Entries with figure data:
------------------------------------------------------------
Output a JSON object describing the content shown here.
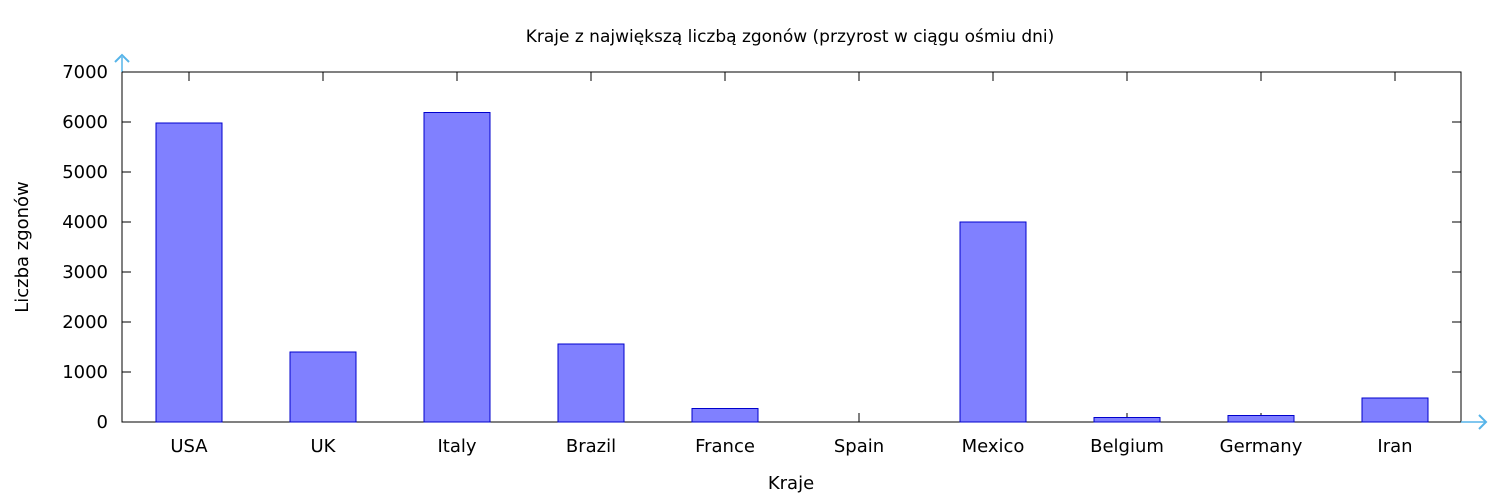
{
  "chart_data": {
    "type": "bar",
    "title": "Kraje z największą liczbą zgonów (przyrost w ciągu ośmiu dni)",
    "xlabel": "Kraje",
    "ylabel": "Liczba zgonów",
    "categories": [
      "USA",
      "UK",
      "Italy",
      "Brazil",
      "France",
      "Spain",
      "Mexico",
      "Belgium",
      "Germany",
      "Iran"
    ],
    "values": [
      5980,
      1400,
      6190,
      1560,
      270,
      0,
      4000,
      90,
      130,
      480
    ],
    "ylim": [
      0,
      7000
    ],
    "yticks": [
      0,
      1000,
      2000,
      3000,
      4000,
      5000,
      6000,
      7000
    ],
    "grid": false,
    "legend": "none",
    "colors": {
      "bar_fill": "#8080ff",
      "bar_stroke": "#0000cc",
      "axis_arrow": "#56b4e9",
      "frame": "#000000"
    }
  }
}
------------------------------------------------------------
Work required:
Make an exact copy of the listing above. Do not include the pictures.

Answer to the task:
Output a JSON object describing the content shown here.
{
  "chart_data": {
    "type": "bar",
    "title": "Kraje z największą liczbą zgonów (przyrost w ciągu ośmiu dni)",
    "xlabel": "Kraje",
    "ylabel": "Liczba zgonów",
    "categories": [
      "USA",
      "UK",
      "Italy",
      "Brazil",
      "France",
      "Spain",
      "Mexico",
      "Belgium",
      "Germany",
      "Iran"
    ],
    "values": [
      5980,
      1400,
      6190,
      1560,
      270,
      0,
      4000,
      90,
      130,
      480
    ],
    "ylim": [
      0,
      7000
    ],
    "yticks": [
      0,
      1000,
      2000,
      3000,
      4000,
      5000,
      6000,
      7000
    ],
    "grid": false,
    "legend": "none",
    "colors": {
      "bar_fill": "#8080ff",
      "bar_stroke": "#0000cc",
      "axis_arrow": "#56b4e9",
      "frame": "#000000"
    }
  }
}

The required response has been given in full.